What to work on => Extract each line of the material that follows exactly and omit its pictures.

Records about charts and figures
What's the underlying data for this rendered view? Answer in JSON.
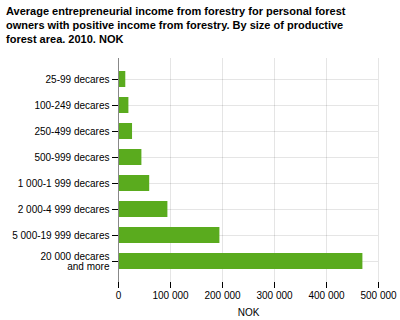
{
  "chart_data": {
    "type": "bar",
    "orientation": "horizontal",
    "title": "Average entrepreneurial income from forestry for personal forest\nowners with positive income from forestry. By size of productive\nforest area. 2010. NOK",
    "categories": [
      "25-99 decares",
      "100-249 decares",
      "250-499 decares",
      "500-999 decares",
      "1 000-1 999 decares",
      "2 000-4 999 decares",
      "5 000-19 999 decares",
      "20 000 decares\nand more"
    ],
    "values": [
      14000,
      20000,
      27000,
      45000,
      60000,
      95000,
      195000,
      470000
    ],
    "color": "#5aab1e",
    "xlabel": "NOK",
    "xlim": [
      0,
      500000
    ],
    "xticks": [
      0,
      {
        "value": 100000,
        "label": "100 000"
      },
      {
        "value": 200000,
        "label": "200 000"
      },
      {
        "value": 300000,
        "label": "300 000"
      },
      {
        "value": 400000,
        "label": "400 000"
      },
      {
        "value": 500000,
        "label": "500 000"
      }
    ],
    "grid": true
  }
}
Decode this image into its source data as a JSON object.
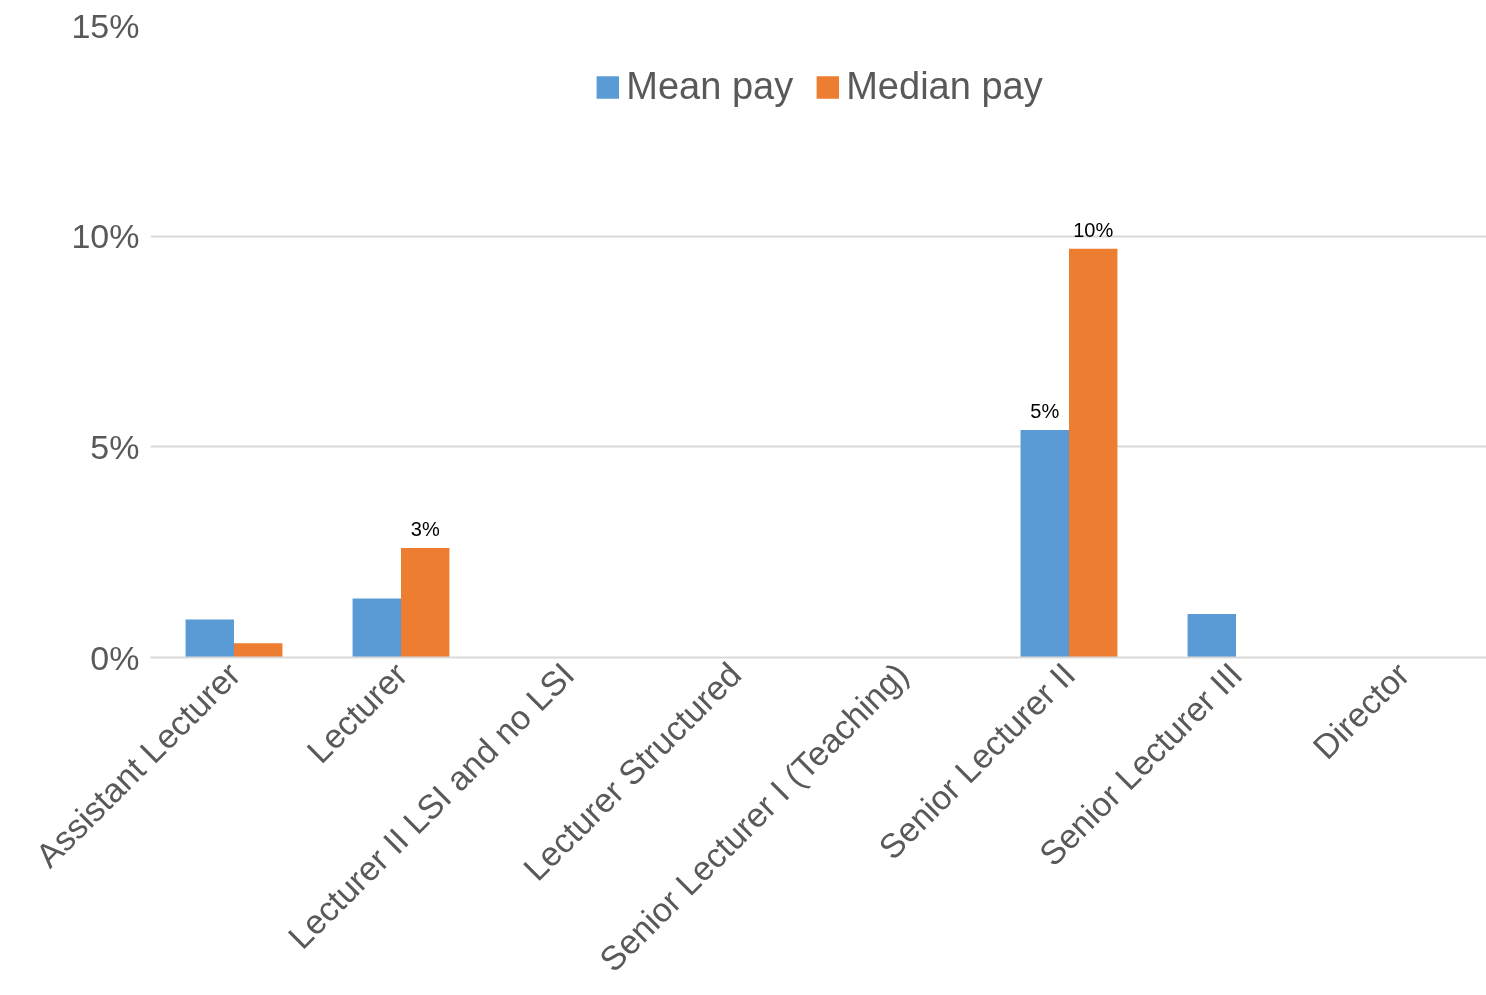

Reply =>
What's the underlying data for this rendered view? Answer in JSON.
{
  "chart_data": {
    "type": "bar",
    "orientation": "horizontal",
    "title": "Average entrepreneurial income from forestry for personal forest\nowners with positive income from forestry. By size of productive\nforest area. 2010. NOK",
    "categories": [
      "25-99 decares",
      "100-249 decares",
      "250-499 decares",
      "500-999 decares",
      "1 000-1 999 decares",
      "2 000-4 999 decares",
      "5 000-19 999 decares",
      "20 000 decares\nand more"
    ],
    "values": [
      14000,
      20000,
      27000,
      45000,
      60000,
      95000,
      195000,
      470000
    ],
    "color": "#5aab1e",
    "xlabel": "NOK",
    "xlim": [
      0,
      500000
    ],
    "xticks": [
      0,
      {
        "value": 100000,
        "label": "100 000"
      },
      {
        "value": 200000,
        "label": "200 000"
      },
      {
        "value": 300000,
        "label": "300 000"
      },
      {
        "value": 400000,
        "label": "400 000"
      },
      {
        "value": 500000,
        "label": "500 000"
      }
    ],
    "grid": true
  }
}
Decode this image into its source data as a JSON object.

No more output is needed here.